EXERCISE INPUTS:
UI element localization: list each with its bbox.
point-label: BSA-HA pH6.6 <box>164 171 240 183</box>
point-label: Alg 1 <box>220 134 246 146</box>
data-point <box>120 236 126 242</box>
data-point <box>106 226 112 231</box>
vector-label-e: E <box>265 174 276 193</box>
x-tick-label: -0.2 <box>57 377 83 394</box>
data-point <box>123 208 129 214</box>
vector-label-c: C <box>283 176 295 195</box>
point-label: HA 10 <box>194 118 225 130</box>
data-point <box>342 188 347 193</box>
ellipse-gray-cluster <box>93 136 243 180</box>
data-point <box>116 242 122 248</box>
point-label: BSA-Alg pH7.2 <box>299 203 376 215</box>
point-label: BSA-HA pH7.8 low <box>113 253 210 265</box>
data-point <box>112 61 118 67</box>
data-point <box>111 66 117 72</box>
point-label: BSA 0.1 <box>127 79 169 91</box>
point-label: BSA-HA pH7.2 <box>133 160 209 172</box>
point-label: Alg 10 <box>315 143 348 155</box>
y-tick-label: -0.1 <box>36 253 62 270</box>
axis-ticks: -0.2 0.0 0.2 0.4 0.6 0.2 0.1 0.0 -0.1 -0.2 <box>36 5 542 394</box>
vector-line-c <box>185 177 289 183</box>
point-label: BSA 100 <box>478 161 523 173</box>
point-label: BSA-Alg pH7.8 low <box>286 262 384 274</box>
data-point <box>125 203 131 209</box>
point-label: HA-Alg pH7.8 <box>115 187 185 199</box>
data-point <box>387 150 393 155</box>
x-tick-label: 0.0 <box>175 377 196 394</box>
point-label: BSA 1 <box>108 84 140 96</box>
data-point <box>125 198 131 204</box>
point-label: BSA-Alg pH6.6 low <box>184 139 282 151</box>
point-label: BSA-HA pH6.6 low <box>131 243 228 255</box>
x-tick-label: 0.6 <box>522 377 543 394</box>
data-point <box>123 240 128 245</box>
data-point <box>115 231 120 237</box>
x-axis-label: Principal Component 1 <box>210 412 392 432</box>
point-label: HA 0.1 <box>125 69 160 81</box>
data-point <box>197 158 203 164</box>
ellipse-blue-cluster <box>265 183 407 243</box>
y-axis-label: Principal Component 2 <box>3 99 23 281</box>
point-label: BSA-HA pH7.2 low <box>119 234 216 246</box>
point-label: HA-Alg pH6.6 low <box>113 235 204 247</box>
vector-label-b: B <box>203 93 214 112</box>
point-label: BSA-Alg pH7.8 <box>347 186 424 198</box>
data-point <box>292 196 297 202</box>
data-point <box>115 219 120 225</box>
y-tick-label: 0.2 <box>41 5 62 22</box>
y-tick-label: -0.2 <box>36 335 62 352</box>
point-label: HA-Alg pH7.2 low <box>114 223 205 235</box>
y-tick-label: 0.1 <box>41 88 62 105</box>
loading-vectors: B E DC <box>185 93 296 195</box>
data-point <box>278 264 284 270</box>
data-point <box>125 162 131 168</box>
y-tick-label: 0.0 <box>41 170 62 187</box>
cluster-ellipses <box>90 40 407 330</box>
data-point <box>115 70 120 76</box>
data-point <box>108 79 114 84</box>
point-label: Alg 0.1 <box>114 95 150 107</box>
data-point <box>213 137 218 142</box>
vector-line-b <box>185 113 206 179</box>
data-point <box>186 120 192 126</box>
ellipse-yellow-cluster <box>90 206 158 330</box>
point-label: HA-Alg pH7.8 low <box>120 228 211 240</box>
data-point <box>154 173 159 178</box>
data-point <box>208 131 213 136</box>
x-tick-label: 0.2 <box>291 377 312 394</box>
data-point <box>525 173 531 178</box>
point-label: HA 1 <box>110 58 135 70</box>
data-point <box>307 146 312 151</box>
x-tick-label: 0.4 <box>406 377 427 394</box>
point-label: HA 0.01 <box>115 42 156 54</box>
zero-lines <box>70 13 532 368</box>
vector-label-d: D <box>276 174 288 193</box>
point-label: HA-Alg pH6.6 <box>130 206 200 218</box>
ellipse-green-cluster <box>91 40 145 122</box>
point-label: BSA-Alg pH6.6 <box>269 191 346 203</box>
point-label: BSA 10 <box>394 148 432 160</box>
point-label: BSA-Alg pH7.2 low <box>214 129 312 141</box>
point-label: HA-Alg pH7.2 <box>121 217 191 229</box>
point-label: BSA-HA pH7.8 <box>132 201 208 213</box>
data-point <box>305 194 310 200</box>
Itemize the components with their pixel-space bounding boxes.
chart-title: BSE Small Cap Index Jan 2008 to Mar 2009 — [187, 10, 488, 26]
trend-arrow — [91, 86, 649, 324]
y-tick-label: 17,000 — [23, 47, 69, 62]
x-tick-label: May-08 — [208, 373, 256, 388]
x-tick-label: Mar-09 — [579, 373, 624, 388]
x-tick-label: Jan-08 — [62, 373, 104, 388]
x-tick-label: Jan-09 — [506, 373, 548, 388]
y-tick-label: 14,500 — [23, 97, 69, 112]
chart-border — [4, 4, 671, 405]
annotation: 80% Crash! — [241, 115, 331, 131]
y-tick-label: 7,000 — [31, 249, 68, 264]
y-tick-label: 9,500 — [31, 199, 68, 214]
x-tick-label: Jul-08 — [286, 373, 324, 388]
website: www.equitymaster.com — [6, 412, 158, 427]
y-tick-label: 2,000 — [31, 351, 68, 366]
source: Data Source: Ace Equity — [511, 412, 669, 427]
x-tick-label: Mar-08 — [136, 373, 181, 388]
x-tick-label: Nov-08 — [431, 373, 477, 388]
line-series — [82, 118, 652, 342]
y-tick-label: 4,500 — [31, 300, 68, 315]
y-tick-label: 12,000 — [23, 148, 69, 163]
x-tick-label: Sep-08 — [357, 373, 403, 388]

WRITTEN EXERCISE:
Transcribe all of the lines above without changing anything.

THE RESPONSE:
UI element localization: list each with its bbox.
point-label: BSA-HA pH6.6 <box>164 171 240 183</box>
point-label: Alg 1 <box>220 134 246 146</box>
data-point <box>120 236 126 242</box>
data-point <box>106 226 112 231</box>
vector-label-e: E <box>265 174 276 193</box>
x-tick-label: -0.2 <box>57 377 83 394</box>
data-point <box>123 208 129 214</box>
vector-label-c: C <box>283 176 295 195</box>
point-label: HA 10 <box>194 118 225 130</box>
data-point <box>342 188 347 193</box>
ellipse-gray-cluster <box>93 136 243 180</box>
data-point <box>116 242 122 248</box>
point-label: BSA-Alg pH7.2 <box>299 203 376 215</box>
point-label: BSA-HA pH7.8 low <box>113 253 210 265</box>
data-point <box>112 61 118 67</box>
data-point <box>111 66 117 72</box>
point-label: BSA 0.1 <box>127 79 169 91</box>
point-label: BSA-HA pH7.2 <box>133 160 209 172</box>
point-label: Alg 10 <box>315 143 348 155</box>
y-tick-label: -0.1 <box>36 253 62 270</box>
axis-ticks: -0.2 0.0 0.2 0.4 0.6 0.2 0.1 0.0 -0.1 -0.2 <box>36 5 542 394</box>
vector-line-c <box>185 177 289 183</box>
point-label: BSA 100 <box>478 161 523 173</box>
point-label: BSA-Alg pH7.8 low <box>286 262 384 274</box>
data-point <box>125 203 131 209</box>
point-label: HA-Alg pH7.8 <box>115 187 185 199</box>
data-point <box>387 150 393 155</box>
x-tick-label: 0.0 <box>175 377 196 394</box>
point-label: BSA 1 <box>108 84 140 96</box>
data-point <box>125 198 131 204</box>
point-label: BSA-Alg pH6.6 low <box>184 139 282 151</box>
point-label: BSA-HA pH6.6 low <box>131 243 228 255</box>
x-tick-label: 0.6 <box>522 377 543 394</box>
data-point <box>123 240 128 245</box>
data-point <box>115 231 120 237</box>
x-axis-label: Principal Component 1 <box>210 412 392 432</box>
point-label: HA 0.1 <box>125 69 160 81</box>
data-point <box>197 158 203 164</box>
ellipse-blue-cluster <box>265 183 407 243</box>
y-axis-label: Principal Component 2 <box>3 99 23 281</box>
point-label: BSA-HA pH7.2 low <box>119 234 216 246</box>
point-label: HA-Alg pH6.6 low <box>113 235 204 247</box>
vector-label-b: B <box>203 93 214 112</box>
point-label: BSA-Alg pH7.8 <box>347 186 424 198</box>
data-point <box>292 196 297 202</box>
data-point <box>115 219 120 225</box>
y-tick-label: 0.2 <box>41 5 62 22</box>
y-tick-label: -0.2 <box>36 335 62 352</box>
point-label: HA-Alg pH7.2 low <box>114 223 205 235</box>
y-tick-label: 0.1 <box>41 88 62 105</box>
loading-vectors: B E DC <box>185 93 296 195</box>
data-point <box>278 264 284 270</box>
data-point <box>125 162 131 168</box>
y-tick-label: 0.0 <box>41 170 62 187</box>
cluster-ellipses <box>90 40 407 330</box>
data-point <box>115 70 120 76</box>
data-point <box>108 79 114 84</box>
point-label: Alg 0.1 <box>114 95 150 107</box>
data-point <box>213 137 218 142</box>
vector-line-b <box>185 113 206 179</box>
data-point <box>186 120 192 126</box>
ellipse-yellow-cluster <box>90 206 158 330</box>
point-label: HA-Alg pH7.8 low <box>120 228 211 240</box>
data-point <box>154 173 159 178</box>
data-point <box>208 131 213 136</box>
x-tick-label: 0.2 <box>291 377 312 394</box>
data-point <box>525 173 531 178</box>
point-label: HA 1 <box>110 58 135 70</box>
data-point <box>307 146 312 151</box>
x-tick-label: 0.4 <box>406 377 427 394</box>
point-label: HA 0.01 <box>115 42 156 54</box>
zero-lines <box>70 13 532 368</box>
vector-label-d: D <box>276 174 288 193</box>
point-label: HA-Alg pH6.6 <box>130 206 200 218</box>
ellipse-green-cluster <box>91 40 145 122</box>
point-label: BSA-Alg pH6.6 <box>269 191 346 203</box>
point-label: BSA 10 <box>394 148 432 160</box>
point-label: BSA-Alg pH7.2 low <box>214 129 312 141</box>
point-label: HA-Alg pH7.2 <box>121 217 191 229</box>
point-label: BSA-HA pH7.8 <box>132 201 208 213</box>
data-point <box>305 194 310 200</box>
Itemize the components with their pixel-space bounding boxes.
chart-title: BSE Small Cap Index Jan 2008 to Mar 2009 — [187, 10, 488, 26]
trend-arrow — [91, 86, 649, 324]
y-tick-label: 17,000 — [23, 47, 69, 62]
x-tick-label: May-08 — [208, 373, 256, 388]
x-tick-label: Mar-09 — [579, 373, 624, 388]
x-tick-label: Jan-08 — [62, 373, 104, 388]
x-tick-label: Jan-09 — [506, 373, 548, 388]
y-tick-label: 14,500 — [23, 97, 69, 112]
chart-border — [4, 4, 671, 405]
annotation: 80% Crash! — [241, 115, 331, 131]
y-tick-label: 7,000 — [31, 249, 68, 264]
y-tick-label: 9,500 — [31, 199, 68, 214]
x-tick-label: Jul-08 — [286, 373, 324, 388]
website: www.equitymaster.com — [6, 412, 158, 427]
y-tick-label: 2,000 — [31, 351, 68, 366]
source: Data Source: Ace Equity — [511, 412, 669, 427]
x-tick-label: Mar-08 — [136, 373, 181, 388]
x-tick-label: Nov-08 — [431, 373, 477, 388]
line-series — [82, 118, 652, 342]
y-tick-label: 4,500 — [31, 300, 68, 315]
y-tick-label: 12,000 — [23, 148, 69, 163]
x-tick-label: Sep-08 — [357, 373, 403, 388]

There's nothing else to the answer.